§ **Exercise objective**:
Extract every line of the material that contains the string "TradingView".
·····
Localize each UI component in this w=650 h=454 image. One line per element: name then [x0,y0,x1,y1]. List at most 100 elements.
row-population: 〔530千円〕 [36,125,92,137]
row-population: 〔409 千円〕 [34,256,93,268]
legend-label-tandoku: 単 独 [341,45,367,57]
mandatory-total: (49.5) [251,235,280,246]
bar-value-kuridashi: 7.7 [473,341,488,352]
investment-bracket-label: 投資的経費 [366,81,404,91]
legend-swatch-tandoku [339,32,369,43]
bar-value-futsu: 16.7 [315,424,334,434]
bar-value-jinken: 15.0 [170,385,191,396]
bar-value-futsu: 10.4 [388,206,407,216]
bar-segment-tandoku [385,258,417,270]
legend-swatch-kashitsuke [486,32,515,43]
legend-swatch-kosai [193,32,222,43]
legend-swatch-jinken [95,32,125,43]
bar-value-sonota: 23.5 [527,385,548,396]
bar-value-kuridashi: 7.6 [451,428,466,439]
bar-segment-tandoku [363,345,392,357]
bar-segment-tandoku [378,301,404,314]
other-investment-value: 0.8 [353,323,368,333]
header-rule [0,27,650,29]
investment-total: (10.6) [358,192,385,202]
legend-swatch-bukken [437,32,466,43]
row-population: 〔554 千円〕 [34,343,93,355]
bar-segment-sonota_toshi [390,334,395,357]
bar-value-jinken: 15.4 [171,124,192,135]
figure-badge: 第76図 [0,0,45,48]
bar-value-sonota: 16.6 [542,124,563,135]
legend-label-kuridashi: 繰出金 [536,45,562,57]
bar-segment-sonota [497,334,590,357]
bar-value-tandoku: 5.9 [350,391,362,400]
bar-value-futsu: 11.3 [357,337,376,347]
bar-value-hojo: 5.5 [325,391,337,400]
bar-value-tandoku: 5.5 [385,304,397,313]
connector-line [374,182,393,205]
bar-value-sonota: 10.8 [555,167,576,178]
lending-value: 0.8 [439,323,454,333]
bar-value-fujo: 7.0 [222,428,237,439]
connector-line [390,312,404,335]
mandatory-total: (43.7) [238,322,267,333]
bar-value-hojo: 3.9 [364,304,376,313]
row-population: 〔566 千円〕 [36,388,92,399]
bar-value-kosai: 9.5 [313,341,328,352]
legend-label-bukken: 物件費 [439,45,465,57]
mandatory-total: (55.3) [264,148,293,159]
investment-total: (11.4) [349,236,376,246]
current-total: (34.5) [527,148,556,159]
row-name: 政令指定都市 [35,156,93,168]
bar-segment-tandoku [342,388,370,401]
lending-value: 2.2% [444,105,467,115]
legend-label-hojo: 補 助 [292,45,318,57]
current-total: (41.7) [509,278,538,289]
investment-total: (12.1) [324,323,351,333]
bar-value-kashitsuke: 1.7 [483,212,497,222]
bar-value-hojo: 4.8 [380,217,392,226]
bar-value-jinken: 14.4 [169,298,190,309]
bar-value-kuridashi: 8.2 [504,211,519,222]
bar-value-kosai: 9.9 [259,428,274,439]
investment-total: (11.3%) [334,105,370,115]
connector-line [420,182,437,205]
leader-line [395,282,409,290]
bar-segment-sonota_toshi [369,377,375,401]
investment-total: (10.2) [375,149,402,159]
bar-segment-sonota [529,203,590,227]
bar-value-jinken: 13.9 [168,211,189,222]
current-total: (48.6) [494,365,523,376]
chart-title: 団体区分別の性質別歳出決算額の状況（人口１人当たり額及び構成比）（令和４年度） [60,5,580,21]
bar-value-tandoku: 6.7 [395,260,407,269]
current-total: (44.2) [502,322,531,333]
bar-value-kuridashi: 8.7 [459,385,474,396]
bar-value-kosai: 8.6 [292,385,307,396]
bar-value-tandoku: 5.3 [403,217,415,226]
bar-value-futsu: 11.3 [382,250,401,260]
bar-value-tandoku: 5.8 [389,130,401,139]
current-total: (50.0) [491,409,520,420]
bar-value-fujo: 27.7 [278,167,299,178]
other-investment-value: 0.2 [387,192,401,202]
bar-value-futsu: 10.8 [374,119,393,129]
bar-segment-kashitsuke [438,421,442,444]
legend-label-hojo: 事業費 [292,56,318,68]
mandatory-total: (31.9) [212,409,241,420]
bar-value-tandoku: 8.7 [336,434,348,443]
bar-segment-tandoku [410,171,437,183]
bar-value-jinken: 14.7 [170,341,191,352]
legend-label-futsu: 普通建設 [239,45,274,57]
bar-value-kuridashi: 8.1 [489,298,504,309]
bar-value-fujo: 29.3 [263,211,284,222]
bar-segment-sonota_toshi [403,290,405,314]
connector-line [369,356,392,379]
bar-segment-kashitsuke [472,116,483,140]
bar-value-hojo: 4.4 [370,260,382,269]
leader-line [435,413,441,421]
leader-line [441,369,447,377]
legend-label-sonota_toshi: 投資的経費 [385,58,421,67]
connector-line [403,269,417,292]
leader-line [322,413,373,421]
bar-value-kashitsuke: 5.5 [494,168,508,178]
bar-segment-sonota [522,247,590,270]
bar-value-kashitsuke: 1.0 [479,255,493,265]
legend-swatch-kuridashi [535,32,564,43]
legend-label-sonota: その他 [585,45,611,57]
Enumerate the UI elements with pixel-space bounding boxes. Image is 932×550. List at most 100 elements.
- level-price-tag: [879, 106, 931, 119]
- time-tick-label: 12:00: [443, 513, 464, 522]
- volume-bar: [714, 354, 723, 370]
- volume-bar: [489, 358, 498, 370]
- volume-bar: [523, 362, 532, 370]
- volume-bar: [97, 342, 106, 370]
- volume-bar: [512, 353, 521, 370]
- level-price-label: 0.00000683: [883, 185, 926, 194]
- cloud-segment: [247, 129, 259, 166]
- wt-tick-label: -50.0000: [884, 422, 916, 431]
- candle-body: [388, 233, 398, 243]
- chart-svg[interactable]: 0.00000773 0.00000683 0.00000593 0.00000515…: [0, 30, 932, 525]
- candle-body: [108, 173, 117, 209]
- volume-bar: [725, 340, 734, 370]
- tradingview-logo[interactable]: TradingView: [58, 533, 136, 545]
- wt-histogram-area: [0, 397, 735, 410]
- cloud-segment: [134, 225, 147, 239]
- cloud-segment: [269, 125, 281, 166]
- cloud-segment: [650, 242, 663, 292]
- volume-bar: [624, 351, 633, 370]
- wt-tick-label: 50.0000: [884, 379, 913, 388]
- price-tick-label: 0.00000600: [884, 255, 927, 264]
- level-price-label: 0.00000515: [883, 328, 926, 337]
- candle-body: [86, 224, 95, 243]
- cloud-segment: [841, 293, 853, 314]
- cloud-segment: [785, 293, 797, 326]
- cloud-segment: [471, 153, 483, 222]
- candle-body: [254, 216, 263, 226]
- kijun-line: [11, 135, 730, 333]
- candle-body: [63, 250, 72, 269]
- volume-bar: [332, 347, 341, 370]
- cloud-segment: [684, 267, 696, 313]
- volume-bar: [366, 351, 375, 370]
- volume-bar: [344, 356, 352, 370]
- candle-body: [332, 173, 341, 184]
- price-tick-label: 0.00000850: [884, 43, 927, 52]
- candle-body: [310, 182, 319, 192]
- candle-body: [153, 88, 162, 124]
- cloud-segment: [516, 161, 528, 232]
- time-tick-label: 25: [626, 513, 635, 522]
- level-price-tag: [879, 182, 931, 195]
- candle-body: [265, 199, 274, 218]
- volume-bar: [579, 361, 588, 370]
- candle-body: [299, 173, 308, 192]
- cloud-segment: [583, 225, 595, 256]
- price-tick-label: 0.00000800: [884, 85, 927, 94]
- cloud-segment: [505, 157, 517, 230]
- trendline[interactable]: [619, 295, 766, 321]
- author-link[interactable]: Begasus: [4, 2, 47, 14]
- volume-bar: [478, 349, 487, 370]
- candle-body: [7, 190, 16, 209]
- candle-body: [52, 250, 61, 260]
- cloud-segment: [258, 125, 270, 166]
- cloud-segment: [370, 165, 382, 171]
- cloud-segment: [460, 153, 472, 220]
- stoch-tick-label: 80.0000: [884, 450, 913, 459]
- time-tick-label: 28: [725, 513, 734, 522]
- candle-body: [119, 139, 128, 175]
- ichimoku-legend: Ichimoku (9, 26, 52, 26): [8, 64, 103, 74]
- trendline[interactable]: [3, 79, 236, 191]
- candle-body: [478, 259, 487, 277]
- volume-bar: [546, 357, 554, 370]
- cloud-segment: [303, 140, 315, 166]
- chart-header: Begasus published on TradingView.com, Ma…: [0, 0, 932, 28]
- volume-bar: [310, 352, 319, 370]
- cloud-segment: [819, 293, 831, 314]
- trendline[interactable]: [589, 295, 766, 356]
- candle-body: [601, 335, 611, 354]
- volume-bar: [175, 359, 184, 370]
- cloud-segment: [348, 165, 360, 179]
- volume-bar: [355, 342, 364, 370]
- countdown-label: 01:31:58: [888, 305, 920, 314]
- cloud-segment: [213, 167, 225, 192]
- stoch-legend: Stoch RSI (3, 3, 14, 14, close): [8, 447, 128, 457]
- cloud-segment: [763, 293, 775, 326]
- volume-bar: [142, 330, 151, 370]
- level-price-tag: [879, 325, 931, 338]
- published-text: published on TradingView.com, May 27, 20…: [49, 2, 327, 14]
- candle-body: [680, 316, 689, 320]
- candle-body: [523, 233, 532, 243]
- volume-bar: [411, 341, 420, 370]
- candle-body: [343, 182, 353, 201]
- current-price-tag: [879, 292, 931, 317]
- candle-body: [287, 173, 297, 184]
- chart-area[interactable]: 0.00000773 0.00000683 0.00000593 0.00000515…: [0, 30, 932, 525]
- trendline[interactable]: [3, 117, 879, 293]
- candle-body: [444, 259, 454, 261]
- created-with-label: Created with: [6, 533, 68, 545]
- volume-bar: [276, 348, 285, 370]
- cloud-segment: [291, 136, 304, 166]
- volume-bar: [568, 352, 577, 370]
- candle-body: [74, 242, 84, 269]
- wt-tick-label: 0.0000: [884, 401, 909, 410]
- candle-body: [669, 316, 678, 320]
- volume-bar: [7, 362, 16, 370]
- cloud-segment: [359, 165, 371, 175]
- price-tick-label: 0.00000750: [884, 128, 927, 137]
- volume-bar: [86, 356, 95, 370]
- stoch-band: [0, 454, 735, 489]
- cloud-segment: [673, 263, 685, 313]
·····
§ **Solution to the problem**:
- tradingview-logo[interactable]: TradingView: [58, 533, 136, 545]
- chart-header: Begasus published on TradingView.com, Ma…: [0, 0, 932, 28]
- published-text: published on TradingView.com, May 27, 20…: [49, 2, 327, 14]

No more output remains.